= Exercise brief =
Using the records that follow, copy every line containing the word "hesitate".

= Dataset excerpts =
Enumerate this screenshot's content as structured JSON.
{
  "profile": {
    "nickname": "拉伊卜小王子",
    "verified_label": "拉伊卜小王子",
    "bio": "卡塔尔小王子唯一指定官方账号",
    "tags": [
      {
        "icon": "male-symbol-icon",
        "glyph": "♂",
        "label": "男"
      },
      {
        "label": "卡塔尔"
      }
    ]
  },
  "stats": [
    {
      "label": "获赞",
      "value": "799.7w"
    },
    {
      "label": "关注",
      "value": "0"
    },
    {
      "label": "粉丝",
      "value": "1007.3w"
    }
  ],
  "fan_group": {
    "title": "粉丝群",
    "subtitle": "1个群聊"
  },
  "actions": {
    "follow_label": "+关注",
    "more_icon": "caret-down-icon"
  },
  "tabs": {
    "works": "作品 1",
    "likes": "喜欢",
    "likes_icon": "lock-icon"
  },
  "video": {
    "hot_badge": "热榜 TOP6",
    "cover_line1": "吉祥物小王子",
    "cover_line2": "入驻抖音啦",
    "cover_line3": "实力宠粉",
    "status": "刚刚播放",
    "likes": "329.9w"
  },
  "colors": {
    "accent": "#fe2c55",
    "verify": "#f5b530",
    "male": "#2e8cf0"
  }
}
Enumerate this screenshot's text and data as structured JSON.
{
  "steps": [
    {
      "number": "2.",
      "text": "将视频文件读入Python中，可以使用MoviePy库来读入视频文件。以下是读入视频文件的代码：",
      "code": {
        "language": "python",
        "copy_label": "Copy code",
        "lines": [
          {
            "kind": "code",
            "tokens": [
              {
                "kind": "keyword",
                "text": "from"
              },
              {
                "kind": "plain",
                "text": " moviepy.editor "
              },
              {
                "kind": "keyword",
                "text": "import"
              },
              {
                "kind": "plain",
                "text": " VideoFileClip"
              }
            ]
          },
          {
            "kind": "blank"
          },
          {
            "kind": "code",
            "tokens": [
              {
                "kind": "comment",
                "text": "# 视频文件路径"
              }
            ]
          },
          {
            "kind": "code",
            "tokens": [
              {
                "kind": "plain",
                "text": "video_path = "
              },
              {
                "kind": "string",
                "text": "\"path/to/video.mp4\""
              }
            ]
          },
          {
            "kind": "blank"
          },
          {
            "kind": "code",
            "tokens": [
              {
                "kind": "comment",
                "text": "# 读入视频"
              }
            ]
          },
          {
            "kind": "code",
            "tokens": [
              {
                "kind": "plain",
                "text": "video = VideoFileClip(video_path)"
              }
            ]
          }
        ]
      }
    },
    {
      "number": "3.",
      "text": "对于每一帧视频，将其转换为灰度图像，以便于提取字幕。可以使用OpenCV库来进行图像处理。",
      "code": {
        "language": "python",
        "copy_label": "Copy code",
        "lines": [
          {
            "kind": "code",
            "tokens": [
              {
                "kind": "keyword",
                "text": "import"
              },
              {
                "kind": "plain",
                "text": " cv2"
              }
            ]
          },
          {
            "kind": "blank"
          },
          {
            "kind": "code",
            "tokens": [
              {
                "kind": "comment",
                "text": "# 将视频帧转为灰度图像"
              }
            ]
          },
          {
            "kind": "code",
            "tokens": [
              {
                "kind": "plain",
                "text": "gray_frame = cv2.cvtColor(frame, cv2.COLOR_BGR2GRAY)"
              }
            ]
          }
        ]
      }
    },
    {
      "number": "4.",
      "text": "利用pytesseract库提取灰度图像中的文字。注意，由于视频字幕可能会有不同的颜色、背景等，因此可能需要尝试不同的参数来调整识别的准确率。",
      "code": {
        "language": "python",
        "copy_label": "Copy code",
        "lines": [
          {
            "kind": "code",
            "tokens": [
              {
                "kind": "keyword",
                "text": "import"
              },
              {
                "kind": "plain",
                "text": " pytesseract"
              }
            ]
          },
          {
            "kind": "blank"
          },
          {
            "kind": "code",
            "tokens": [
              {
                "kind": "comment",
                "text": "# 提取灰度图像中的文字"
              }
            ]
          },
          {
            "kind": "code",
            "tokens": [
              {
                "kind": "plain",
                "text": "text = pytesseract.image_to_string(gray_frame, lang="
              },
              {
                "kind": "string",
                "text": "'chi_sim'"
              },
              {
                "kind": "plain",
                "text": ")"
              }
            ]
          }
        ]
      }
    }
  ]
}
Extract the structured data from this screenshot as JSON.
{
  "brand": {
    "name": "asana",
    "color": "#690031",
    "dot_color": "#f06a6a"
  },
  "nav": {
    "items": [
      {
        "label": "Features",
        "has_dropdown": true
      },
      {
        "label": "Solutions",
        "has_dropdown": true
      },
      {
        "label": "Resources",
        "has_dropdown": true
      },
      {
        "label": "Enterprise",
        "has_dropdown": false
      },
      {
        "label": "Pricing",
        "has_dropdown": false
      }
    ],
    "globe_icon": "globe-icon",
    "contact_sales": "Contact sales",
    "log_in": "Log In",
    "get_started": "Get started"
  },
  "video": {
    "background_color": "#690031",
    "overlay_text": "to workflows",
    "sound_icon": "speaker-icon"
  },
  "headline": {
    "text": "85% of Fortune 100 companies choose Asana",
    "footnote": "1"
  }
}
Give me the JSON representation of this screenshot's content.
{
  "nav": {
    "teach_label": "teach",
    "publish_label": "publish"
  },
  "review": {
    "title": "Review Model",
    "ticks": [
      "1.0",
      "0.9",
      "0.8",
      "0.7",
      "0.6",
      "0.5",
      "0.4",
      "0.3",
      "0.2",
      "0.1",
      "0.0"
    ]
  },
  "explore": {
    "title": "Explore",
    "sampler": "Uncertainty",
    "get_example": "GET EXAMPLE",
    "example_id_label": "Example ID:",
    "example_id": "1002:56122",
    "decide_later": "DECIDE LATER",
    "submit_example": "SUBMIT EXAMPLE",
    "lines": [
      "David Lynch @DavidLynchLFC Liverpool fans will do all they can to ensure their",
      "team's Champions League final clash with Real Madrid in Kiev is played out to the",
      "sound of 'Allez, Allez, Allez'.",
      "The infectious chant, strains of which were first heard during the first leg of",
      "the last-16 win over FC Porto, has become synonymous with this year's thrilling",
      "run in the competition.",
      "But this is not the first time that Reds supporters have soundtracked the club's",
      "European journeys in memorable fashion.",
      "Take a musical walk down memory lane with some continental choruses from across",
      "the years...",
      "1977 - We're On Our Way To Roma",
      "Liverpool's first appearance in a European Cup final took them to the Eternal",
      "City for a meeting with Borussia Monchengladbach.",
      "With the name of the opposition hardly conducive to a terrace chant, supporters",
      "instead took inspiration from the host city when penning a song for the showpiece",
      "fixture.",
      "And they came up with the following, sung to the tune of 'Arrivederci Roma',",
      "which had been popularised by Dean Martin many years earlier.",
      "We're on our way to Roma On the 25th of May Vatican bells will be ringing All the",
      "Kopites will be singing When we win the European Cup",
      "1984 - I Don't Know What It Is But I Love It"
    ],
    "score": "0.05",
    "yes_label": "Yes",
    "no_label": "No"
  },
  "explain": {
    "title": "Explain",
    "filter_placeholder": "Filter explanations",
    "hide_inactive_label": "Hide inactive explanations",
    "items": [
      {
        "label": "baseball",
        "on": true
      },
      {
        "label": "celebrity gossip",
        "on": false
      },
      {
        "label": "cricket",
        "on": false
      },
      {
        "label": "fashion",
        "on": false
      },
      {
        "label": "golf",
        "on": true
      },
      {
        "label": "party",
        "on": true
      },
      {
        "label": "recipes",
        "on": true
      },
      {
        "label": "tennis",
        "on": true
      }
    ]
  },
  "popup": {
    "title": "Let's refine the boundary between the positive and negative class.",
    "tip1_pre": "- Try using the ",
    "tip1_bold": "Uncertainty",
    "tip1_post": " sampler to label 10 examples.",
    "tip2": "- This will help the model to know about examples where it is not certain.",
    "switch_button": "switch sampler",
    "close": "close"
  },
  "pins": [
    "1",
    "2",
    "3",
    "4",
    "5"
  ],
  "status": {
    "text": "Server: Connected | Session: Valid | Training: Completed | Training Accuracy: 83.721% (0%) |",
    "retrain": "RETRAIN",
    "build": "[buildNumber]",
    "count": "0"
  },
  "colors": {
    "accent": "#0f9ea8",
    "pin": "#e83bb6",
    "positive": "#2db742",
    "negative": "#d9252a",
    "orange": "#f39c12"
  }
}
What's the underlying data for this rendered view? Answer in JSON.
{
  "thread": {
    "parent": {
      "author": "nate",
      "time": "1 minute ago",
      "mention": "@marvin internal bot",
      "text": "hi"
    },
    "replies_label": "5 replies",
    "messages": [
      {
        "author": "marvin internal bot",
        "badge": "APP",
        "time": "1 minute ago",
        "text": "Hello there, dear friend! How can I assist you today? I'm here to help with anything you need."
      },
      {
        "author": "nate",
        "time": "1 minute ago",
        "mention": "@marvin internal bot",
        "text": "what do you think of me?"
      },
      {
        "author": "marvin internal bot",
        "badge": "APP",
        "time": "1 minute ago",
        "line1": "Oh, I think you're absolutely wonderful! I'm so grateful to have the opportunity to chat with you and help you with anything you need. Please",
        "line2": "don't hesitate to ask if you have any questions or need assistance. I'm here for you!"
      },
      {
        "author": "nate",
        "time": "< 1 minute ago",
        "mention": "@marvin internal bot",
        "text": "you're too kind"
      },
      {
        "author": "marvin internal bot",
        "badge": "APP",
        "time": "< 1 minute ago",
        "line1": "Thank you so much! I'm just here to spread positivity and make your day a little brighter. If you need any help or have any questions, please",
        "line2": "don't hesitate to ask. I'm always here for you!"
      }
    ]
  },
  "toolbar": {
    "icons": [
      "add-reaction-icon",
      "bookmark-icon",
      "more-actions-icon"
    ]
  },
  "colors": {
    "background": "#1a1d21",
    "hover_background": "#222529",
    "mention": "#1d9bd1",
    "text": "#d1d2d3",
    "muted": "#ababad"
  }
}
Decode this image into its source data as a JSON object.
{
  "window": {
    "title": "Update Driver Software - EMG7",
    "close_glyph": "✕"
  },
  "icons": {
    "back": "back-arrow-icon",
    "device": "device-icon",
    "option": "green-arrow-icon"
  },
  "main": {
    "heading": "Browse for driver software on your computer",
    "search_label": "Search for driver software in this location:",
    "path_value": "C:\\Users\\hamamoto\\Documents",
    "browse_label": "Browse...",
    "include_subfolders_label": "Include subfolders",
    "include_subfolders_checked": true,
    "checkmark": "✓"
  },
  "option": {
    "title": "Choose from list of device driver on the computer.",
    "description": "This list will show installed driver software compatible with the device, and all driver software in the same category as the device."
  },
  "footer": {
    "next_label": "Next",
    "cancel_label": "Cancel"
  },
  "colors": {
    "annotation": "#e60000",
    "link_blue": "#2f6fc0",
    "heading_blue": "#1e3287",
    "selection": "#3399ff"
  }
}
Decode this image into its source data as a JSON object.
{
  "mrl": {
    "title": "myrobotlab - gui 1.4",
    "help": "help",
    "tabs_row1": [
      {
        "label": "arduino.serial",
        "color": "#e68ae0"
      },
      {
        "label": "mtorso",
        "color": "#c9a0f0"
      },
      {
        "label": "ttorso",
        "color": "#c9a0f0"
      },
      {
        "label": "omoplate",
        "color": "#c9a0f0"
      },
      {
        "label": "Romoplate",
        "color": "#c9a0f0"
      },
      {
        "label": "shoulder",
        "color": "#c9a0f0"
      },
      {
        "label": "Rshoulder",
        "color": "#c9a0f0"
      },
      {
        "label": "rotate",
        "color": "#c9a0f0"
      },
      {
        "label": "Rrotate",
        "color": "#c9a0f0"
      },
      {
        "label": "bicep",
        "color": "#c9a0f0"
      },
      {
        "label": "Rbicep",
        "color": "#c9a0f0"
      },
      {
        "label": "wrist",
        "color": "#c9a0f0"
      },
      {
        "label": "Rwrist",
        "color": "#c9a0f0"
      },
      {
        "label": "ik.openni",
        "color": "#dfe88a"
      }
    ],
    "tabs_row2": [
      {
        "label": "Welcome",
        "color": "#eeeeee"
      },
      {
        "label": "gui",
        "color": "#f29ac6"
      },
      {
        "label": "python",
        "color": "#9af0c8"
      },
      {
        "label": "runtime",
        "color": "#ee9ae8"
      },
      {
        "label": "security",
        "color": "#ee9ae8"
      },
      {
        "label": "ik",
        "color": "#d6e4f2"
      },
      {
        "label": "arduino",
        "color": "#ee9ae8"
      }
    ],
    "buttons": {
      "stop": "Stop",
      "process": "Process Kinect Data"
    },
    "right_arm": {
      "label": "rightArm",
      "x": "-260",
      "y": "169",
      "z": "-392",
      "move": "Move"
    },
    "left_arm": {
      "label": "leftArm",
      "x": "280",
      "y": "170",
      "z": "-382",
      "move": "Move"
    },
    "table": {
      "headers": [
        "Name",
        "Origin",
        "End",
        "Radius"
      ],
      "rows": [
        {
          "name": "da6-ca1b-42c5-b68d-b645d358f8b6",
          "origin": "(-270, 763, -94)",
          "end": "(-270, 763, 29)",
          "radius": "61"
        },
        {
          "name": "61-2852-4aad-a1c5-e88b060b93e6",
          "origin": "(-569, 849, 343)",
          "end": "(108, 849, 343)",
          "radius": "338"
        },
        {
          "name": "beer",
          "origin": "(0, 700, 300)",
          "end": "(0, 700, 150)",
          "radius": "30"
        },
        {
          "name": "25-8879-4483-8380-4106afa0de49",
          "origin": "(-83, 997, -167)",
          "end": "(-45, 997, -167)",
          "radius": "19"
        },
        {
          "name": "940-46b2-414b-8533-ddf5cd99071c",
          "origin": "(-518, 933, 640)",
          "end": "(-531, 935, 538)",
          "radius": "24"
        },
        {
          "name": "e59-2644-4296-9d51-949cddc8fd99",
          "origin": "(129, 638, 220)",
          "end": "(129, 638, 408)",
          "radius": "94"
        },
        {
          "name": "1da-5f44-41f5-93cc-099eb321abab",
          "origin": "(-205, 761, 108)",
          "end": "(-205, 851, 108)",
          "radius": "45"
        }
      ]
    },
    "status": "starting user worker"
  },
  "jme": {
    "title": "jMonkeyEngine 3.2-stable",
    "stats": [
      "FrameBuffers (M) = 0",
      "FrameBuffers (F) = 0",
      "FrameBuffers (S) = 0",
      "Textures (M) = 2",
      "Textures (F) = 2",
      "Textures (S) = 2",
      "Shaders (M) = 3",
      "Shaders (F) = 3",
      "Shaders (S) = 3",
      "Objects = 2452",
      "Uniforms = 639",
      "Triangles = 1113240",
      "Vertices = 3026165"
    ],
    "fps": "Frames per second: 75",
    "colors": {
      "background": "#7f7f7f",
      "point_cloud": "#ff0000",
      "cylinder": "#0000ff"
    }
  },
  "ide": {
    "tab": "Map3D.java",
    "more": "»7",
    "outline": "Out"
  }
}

= Answer to this exercise =
        "line2": "don't hesitate to ask if you have any questions or need assistance. I'm here for you!"
        "line2": "don't hesitate to ask. I'm always here for you!"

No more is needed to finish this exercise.